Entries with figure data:
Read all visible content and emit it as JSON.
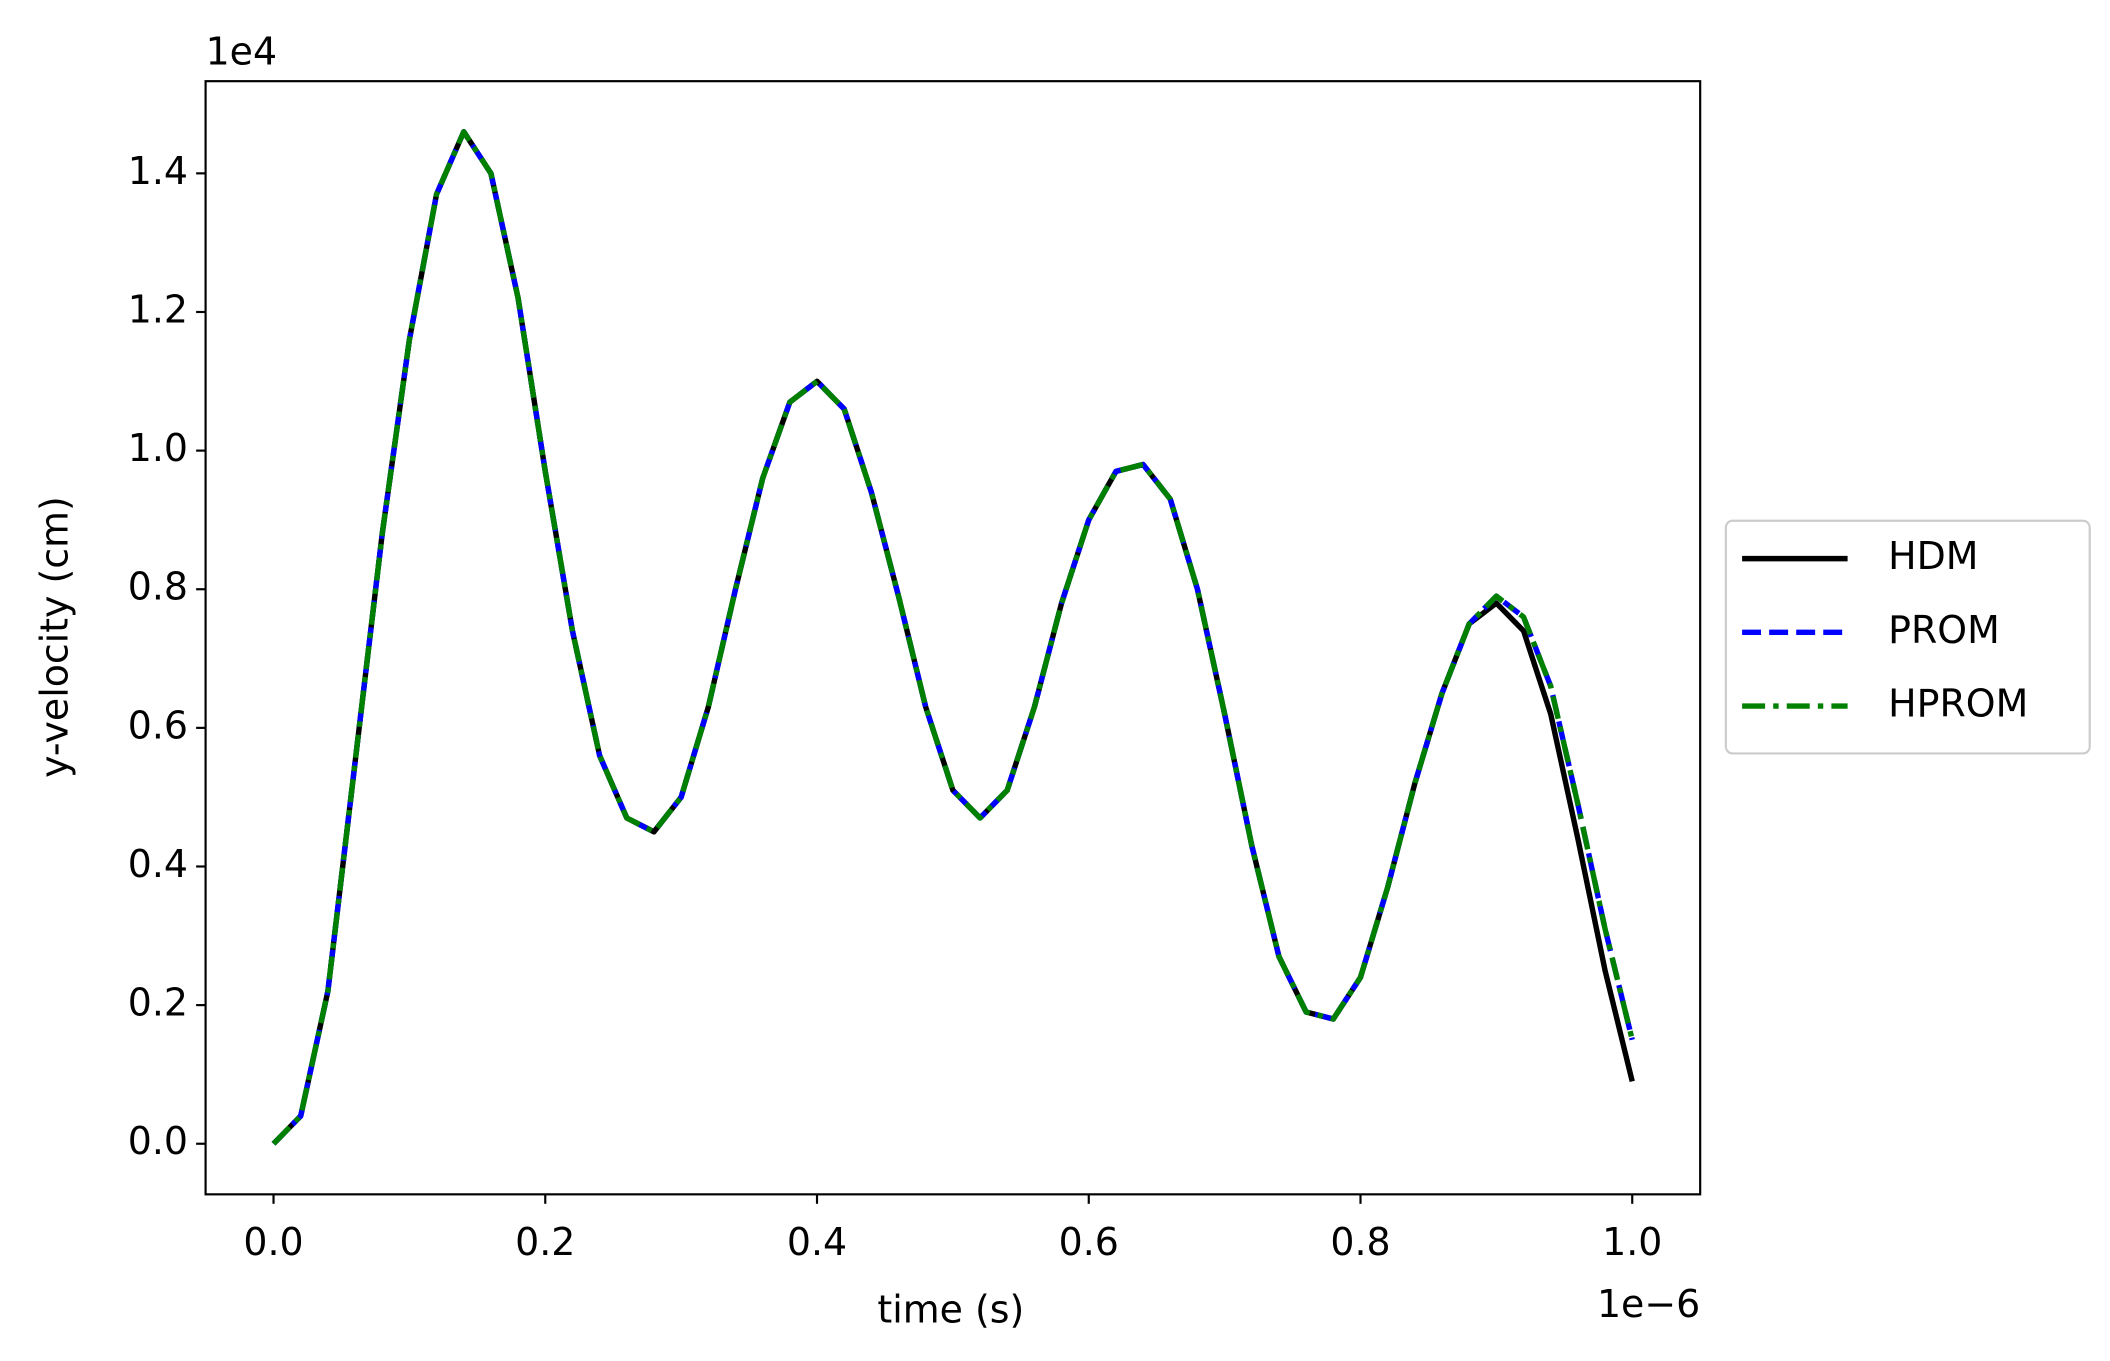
{
  "chart_data": {
    "type": "line",
    "x_label": "time (s)",
    "y_label": "y-velocity (cm)",
    "x_offset_label": "1e−6",
    "y_offset_label": "1e4",
    "x": [
      0,
      0.02,
      0.04,
      0.06,
      0.08,
      0.1,
      0.12,
      0.14,
      0.16,
      0.18,
      0.2,
      0.22,
      0.24,
      0.26,
      0.28,
      0.3,
      0.32,
      0.34,
      0.36,
      0.38,
      0.4,
      0.42,
      0.44,
      0.46,
      0.48,
      0.5,
      0.52,
      0.54,
      0.56,
      0.58,
      0.6,
      0.62,
      0.64,
      0.66,
      0.68,
      0.7,
      0.72,
      0.74,
      0.76,
      0.78,
      0.8,
      0.82,
      0.84,
      0.86,
      0.88,
      0.9,
      0.92,
      0.94,
      0.96,
      0.98,
      1.0
    ],
    "series": [
      {
        "name": "HDM",
        "color": "#000000",
        "dash": "solid",
        "values": [
          0,
          0.04,
          0.22,
          0.55,
          0.88,
          1.16,
          1.37,
          1.46,
          1.4,
          1.22,
          0.97,
          0.74,
          0.56,
          0.47,
          0.45,
          0.5,
          0.63,
          0.8,
          0.96,
          1.07,
          1.1,
          1.06,
          0.94,
          0.79,
          0.63,
          0.51,
          0.47,
          0.51,
          0.63,
          0.78,
          0.9,
          0.97,
          0.98,
          0.93,
          0.8,
          0.62,
          0.43,
          0.27,
          0.19,
          0.18,
          0.24,
          0.37,
          0.52,
          0.65,
          0.75,
          0.78,
          0.74,
          0.62,
          0.44,
          0.25,
          0.09
        ]
      },
      {
        "name": "PROM",
        "color": "#0000ff",
        "dash": "dashed",
        "values": [
          0,
          0.04,
          0.22,
          0.55,
          0.88,
          1.16,
          1.37,
          1.46,
          1.4,
          1.22,
          0.97,
          0.74,
          0.56,
          0.47,
          0.45,
          0.5,
          0.63,
          0.8,
          0.96,
          1.07,
          1.1,
          1.06,
          0.94,
          0.79,
          0.63,
          0.51,
          0.47,
          0.51,
          0.63,
          0.78,
          0.9,
          0.97,
          0.98,
          0.93,
          0.8,
          0.62,
          0.43,
          0.27,
          0.19,
          0.18,
          0.24,
          0.37,
          0.52,
          0.65,
          0.75,
          0.79,
          0.76,
          0.66,
          0.49,
          0.31,
          0.15
        ]
      },
      {
        "name": "HPROM",
        "color": "#008000",
        "dash": "dashdot",
        "values": [
          0,
          0.04,
          0.22,
          0.55,
          0.88,
          1.16,
          1.37,
          1.46,
          1.4,
          1.22,
          0.97,
          0.74,
          0.56,
          0.47,
          0.45,
          0.5,
          0.63,
          0.8,
          0.96,
          1.07,
          1.1,
          1.06,
          0.94,
          0.79,
          0.63,
          0.51,
          0.47,
          0.51,
          0.63,
          0.78,
          0.9,
          0.97,
          0.98,
          0.93,
          0.8,
          0.62,
          0.43,
          0.27,
          0.19,
          0.18,
          0.24,
          0.37,
          0.52,
          0.65,
          0.75,
          0.79,
          0.76,
          0.66,
          0.49,
          0.31,
          0.15
        ]
      }
    ],
    "xlim": [
      -0.05,
      1.05
    ],
    "ylim": [
      -0.073,
      1.533
    ],
    "xticks": [
      {
        "value": 0,
        "label": "0.0"
      },
      0.2,
      0.4,
      0.6,
      0.8,
      {
        "value": 1,
        "label": "1.0"
      }
    ],
    "yticks": [
      {
        "value": 0,
        "label": "0.0"
      },
      0.2,
      0.4,
      0.6,
      0.8,
      {
        "value": 1,
        "label": "1.0"
      },
      1.2,
      1.4
    ],
    "grid": false,
    "legend": "outside right"
  }
}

GIVEN EXERCISE: Without including any picture, retype the entries exactly.

EXPECTED OUTPUT:
Read all visible content and emit it as JSON.
{
  "chart_data": {
    "type": "line",
    "x_label": "time (s)",
    "y_label": "y-velocity (cm)",
    "x_offset_label": "1e−6",
    "y_offset_label": "1e4",
    "x": [
      0,
      0.02,
      0.04,
      0.06,
      0.08,
      0.1,
      0.12,
      0.14,
      0.16,
      0.18,
      0.2,
      0.22,
      0.24,
      0.26,
      0.28,
      0.3,
      0.32,
      0.34,
      0.36,
      0.38,
      0.4,
      0.42,
      0.44,
      0.46,
      0.48,
      0.5,
      0.52,
      0.54,
      0.56,
      0.58,
      0.6,
      0.62,
      0.64,
      0.66,
      0.68,
      0.7,
      0.72,
      0.74,
      0.76,
      0.78,
      0.8,
      0.82,
      0.84,
      0.86,
      0.88,
      0.9,
      0.92,
      0.94,
      0.96,
      0.98,
      1.0
    ],
    "series": [
      {
        "name": "HDM",
        "color": "#000000",
        "dash": "solid",
        "values": [
          0,
          0.04,
          0.22,
          0.55,
          0.88,
          1.16,
          1.37,
          1.46,
          1.4,
          1.22,
          0.97,
          0.74,
          0.56,
          0.47,
          0.45,
          0.5,
          0.63,
          0.8,
          0.96,
          1.07,
          1.1,
          1.06,
          0.94,
          0.79,
          0.63,
          0.51,
          0.47,
          0.51,
          0.63,
          0.78,
          0.9,
          0.97,
          0.98,
          0.93,
          0.8,
          0.62,
          0.43,
          0.27,
          0.19,
          0.18,
          0.24,
          0.37,
          0.52,
          0.65,
          0.75,
          0.78,
          0.74,
          0.62,
          0.44,
          0.25,
          0.09
        ]
      },
      {
        "name": "PROM",
        "color": "#0000ff",
        "dash": "dashed",
        "values": [
          0,
          0.04,
          0.22,
          0.55,
          0.88,
          1.16,
          1.37,
          1.46,
          1.4,
          1.22,
          0.97,
          0.74,
          0.56,
          0.47,
          0.45,
          0.5,
          0.63,
          0.8,
          0.96,
          1.07,
          1.1,
          1.06,
          0.94,
          0.79,
          0.63,
          0.51,
          0.47,
          0.51,
          0.63,
          0.78,
          0.9,
          0.97,
          0.98,
          0.93,
          0.8,
          0.62,
          0.43,
          0.27,
          0.19,
          0.18,
          0.24,
          0.37,
          0.52,
          0.65,
          0.75,
          0.79,
          0.76,
          0.66,
          0.49,
          0.31,
          0.15
        ]
      },
      {
        "name": "HPROM",
        "color": "#008000",
        "dash": "dashdot",
        "values": [
          0,
          0.04,
          0.22,
          0.55,
          0.88,
          1.16,
          1.37,
          1.46,
          1.4,
          1.22,
          0.97,
          0.74,
          0.56,
          0.47,
          0.45,
          0.5,
          0.63,
          0.8,
          0.96,
          1.07,
          1.1,
          1.06,
          0.94,
          0.79,
          0.63,
          0.51,
          0.47,
          0.51,
          0.63,
          0.78,
          0.9,
          0.97,
          0.98,
          0.93,
          0.8,
          0.62,
          0.43,
          0.27,
          0.19,
          0.18,
          0.24,
          0.37,
          0.52,
          0.65,
          0.75,
          0.79,
          0.76,
          0.66,
          0.49,
          0.31,
          0.15
        ]
      }
    ],
    "xlim": [
      -0.05,
      1.05
    ],
    "ylim": [
      -0.073,
      1.533
    ],
    "xticks": [
      {
        "value": 0,
        "label": "0.0"
      },
      0.2,
      0.4,
      0.6,
      0.8,
      {
        "value": 1,
        "label": "1.0"
      }
    ],
    "yticks": [
      {
        "value": 0,
        "label": "0.0"
      },
      0.2,
      0.4,
      0.6,
      0.8,
      {
        "value": 1,
        "label": "1.0"
      },
      1.2,
      1.4
    ],
    "grid": false,
    "legend": "outside right"
  }
}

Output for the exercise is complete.